> EXERCISE DETAILS: For each line that holds "this", copy the line out.

::::

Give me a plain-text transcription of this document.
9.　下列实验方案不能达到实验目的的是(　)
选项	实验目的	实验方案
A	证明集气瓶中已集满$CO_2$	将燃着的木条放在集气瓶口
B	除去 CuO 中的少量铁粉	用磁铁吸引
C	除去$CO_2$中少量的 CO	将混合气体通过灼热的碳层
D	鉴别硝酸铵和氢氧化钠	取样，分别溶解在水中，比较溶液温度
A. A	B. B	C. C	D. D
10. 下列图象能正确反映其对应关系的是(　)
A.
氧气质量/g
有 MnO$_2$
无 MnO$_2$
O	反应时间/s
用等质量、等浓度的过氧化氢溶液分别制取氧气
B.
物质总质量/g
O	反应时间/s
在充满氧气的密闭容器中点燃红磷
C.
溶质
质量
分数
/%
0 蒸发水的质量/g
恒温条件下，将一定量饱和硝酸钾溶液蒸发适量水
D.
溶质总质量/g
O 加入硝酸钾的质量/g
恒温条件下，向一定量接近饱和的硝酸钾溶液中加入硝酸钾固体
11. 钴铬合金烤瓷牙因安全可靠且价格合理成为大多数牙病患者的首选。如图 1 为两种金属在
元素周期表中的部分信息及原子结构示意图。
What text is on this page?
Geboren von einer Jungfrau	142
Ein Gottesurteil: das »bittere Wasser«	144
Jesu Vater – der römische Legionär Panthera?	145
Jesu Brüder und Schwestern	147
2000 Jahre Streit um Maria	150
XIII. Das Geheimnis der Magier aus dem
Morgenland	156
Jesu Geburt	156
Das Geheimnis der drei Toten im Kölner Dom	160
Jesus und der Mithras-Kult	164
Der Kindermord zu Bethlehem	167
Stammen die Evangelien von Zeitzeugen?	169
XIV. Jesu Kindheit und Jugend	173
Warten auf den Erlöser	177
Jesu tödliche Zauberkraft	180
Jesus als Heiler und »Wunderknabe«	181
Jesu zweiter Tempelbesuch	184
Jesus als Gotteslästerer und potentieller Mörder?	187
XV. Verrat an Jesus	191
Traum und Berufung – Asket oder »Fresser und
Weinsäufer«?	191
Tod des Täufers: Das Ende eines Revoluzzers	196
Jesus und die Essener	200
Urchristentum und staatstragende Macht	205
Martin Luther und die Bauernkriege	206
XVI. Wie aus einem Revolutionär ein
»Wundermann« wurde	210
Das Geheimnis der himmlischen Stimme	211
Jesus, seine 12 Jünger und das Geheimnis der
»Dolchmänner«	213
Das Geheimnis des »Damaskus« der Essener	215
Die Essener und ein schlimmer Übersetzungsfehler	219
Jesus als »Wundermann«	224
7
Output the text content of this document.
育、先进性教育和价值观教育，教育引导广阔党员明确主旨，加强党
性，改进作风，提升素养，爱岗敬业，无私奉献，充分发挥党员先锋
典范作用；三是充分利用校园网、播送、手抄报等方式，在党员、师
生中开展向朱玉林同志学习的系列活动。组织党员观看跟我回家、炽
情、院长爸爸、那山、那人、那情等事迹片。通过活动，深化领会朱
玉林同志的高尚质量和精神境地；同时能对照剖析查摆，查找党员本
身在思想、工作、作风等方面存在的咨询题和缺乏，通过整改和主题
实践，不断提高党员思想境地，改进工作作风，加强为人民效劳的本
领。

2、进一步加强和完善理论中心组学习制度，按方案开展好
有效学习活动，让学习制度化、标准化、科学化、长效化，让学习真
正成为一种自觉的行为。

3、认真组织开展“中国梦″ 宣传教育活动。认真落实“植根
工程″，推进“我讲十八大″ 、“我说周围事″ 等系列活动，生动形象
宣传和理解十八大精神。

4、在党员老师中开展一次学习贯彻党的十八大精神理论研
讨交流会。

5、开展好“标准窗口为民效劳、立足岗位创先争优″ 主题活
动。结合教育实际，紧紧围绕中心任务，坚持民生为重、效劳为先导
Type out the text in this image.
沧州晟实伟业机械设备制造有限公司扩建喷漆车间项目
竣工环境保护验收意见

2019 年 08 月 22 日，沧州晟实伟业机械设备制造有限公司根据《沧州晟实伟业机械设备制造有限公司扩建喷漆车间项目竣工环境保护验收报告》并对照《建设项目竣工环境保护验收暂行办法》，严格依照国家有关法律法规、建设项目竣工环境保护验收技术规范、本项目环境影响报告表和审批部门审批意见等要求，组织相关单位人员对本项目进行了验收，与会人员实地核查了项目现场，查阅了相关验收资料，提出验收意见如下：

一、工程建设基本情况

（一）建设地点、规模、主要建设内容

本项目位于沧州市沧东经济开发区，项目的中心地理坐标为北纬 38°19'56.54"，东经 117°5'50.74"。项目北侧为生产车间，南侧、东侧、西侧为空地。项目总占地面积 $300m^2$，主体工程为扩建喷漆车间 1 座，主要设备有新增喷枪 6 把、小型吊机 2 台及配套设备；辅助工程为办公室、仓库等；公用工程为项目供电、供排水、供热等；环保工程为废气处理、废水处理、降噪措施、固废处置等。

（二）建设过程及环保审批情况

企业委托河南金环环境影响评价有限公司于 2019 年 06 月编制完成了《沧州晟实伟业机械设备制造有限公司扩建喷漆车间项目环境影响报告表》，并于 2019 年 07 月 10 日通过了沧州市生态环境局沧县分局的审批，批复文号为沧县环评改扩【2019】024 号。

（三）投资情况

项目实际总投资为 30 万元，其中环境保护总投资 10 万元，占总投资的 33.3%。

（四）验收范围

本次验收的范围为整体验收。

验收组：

::::

> FINAL ANSWER:
Give me a plain-text transcription of this document.
What text is on this page?
Output the text content of this document.
Type out the text in this image.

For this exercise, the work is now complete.